Extracts from a graphics dataset:
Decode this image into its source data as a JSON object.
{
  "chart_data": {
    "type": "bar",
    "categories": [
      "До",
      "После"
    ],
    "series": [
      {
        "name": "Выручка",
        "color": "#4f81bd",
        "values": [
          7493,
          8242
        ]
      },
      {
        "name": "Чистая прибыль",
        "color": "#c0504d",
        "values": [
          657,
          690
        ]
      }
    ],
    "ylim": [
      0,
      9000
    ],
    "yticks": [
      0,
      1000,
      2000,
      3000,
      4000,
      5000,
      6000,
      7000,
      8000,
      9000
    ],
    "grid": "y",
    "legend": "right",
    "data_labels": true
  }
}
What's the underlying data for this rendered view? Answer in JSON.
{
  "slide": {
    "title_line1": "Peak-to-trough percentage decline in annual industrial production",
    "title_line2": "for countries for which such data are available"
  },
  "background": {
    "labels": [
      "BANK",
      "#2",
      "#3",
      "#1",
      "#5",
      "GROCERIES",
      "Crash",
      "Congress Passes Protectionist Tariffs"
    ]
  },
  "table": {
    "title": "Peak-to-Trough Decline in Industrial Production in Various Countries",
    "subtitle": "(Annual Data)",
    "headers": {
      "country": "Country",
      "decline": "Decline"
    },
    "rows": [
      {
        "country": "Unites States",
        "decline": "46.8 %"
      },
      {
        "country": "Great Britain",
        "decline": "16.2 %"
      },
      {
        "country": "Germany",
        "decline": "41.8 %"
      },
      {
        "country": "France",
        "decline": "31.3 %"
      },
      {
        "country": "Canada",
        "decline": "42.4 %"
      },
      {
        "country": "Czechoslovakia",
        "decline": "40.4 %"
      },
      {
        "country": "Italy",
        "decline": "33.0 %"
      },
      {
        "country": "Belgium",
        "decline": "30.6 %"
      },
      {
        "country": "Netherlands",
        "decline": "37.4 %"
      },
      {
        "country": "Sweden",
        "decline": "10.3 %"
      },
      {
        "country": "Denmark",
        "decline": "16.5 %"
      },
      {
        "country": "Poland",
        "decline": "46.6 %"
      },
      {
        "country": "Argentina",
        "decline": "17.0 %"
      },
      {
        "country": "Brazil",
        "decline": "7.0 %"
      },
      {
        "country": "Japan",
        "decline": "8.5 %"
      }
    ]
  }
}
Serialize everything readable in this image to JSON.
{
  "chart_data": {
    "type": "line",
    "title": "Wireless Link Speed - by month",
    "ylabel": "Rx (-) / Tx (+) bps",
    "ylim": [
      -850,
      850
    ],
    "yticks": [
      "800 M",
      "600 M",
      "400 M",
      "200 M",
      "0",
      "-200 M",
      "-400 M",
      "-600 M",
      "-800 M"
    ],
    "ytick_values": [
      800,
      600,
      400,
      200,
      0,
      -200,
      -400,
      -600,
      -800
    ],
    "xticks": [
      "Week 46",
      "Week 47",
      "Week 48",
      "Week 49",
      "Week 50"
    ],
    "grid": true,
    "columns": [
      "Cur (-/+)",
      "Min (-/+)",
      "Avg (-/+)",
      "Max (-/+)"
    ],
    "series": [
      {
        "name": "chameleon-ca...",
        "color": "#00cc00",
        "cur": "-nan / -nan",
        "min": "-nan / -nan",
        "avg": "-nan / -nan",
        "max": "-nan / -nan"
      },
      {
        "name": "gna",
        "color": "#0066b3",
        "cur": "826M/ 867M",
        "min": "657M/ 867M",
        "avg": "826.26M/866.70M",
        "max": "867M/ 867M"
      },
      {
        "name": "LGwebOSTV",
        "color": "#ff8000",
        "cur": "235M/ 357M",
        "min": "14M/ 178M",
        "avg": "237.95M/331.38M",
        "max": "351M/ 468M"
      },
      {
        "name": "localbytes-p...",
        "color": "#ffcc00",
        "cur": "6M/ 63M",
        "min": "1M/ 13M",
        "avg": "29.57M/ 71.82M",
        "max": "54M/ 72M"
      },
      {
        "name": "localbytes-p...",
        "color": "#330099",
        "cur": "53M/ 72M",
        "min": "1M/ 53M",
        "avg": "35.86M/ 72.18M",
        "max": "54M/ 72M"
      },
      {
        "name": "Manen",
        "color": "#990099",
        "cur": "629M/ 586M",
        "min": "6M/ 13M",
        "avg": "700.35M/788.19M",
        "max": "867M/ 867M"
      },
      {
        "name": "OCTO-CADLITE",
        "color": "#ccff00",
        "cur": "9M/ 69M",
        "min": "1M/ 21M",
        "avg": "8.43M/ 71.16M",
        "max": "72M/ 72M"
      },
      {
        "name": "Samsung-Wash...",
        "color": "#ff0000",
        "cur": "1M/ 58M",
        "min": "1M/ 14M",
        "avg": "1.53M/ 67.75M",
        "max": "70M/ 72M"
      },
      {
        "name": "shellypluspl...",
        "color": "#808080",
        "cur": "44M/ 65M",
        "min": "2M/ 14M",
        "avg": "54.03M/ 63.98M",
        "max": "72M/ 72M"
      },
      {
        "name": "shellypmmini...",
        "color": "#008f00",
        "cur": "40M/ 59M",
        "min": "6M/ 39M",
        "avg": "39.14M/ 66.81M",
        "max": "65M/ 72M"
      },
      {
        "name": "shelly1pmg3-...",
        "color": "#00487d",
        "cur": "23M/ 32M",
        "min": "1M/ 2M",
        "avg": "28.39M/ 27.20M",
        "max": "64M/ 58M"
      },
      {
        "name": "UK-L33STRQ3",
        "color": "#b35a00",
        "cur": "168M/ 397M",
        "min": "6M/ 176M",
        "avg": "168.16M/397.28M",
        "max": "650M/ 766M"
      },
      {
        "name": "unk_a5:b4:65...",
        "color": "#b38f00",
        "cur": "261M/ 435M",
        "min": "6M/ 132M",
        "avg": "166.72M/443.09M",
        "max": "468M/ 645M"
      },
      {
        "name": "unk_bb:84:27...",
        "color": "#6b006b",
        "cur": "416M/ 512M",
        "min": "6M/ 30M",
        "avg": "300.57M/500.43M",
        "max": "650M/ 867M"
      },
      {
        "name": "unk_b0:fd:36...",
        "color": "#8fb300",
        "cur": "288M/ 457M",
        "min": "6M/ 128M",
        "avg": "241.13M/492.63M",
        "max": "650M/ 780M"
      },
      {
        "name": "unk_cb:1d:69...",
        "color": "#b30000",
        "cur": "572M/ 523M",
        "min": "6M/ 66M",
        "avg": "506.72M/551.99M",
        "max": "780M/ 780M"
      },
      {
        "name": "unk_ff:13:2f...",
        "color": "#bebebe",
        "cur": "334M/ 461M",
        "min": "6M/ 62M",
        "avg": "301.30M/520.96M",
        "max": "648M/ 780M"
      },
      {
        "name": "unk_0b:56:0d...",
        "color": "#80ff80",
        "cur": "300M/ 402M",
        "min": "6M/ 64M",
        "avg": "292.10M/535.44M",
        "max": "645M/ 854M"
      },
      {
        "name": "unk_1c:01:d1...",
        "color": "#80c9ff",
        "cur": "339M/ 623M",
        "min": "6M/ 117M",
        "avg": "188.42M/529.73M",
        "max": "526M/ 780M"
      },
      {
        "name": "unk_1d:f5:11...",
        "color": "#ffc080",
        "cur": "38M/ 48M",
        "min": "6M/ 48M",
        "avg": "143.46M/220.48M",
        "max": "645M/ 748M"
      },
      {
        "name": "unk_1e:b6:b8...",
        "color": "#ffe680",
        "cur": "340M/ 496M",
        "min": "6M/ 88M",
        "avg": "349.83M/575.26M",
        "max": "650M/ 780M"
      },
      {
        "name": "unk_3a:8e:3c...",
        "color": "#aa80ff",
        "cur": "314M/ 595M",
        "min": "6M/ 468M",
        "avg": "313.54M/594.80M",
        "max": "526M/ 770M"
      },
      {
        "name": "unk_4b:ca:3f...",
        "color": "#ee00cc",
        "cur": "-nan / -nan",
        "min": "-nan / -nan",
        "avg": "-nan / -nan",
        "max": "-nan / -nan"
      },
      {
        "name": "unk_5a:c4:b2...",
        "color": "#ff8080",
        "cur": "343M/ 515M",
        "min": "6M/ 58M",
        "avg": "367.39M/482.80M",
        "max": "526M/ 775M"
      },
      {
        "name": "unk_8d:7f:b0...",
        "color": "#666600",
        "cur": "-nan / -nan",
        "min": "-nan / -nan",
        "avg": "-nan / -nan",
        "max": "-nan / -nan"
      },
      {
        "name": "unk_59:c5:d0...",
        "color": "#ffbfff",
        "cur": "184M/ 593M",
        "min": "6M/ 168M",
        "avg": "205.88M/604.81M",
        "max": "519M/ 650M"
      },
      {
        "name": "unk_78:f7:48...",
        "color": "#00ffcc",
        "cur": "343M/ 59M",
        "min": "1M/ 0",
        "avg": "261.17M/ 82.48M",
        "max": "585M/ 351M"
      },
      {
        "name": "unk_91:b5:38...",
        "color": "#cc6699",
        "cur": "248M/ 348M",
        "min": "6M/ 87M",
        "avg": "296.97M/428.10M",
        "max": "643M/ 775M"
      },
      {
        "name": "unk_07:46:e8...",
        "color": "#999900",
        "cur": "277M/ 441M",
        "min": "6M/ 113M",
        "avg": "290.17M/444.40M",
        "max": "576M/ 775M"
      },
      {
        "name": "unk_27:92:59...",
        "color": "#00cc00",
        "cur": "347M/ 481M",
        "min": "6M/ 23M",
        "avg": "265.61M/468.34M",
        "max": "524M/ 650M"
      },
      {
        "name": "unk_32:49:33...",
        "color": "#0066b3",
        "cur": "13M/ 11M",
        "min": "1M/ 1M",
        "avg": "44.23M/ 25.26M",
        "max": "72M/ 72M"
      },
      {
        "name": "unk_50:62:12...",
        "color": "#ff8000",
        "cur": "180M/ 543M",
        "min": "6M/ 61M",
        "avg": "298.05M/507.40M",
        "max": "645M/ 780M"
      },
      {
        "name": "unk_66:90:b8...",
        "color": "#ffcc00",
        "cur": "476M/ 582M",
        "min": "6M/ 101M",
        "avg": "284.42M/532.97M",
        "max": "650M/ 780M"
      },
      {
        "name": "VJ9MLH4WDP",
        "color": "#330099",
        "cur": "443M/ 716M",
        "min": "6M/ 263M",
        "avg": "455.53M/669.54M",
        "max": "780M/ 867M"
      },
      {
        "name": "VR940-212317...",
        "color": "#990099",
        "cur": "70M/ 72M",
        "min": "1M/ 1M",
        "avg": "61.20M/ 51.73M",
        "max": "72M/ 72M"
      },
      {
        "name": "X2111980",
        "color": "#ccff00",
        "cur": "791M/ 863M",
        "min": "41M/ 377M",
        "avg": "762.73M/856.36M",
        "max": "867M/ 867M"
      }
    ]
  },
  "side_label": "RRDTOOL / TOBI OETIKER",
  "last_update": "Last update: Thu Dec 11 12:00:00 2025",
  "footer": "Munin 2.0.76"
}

Your objective
Count the lines above that contain the word "Week", and give only that number.

Exercise solution
5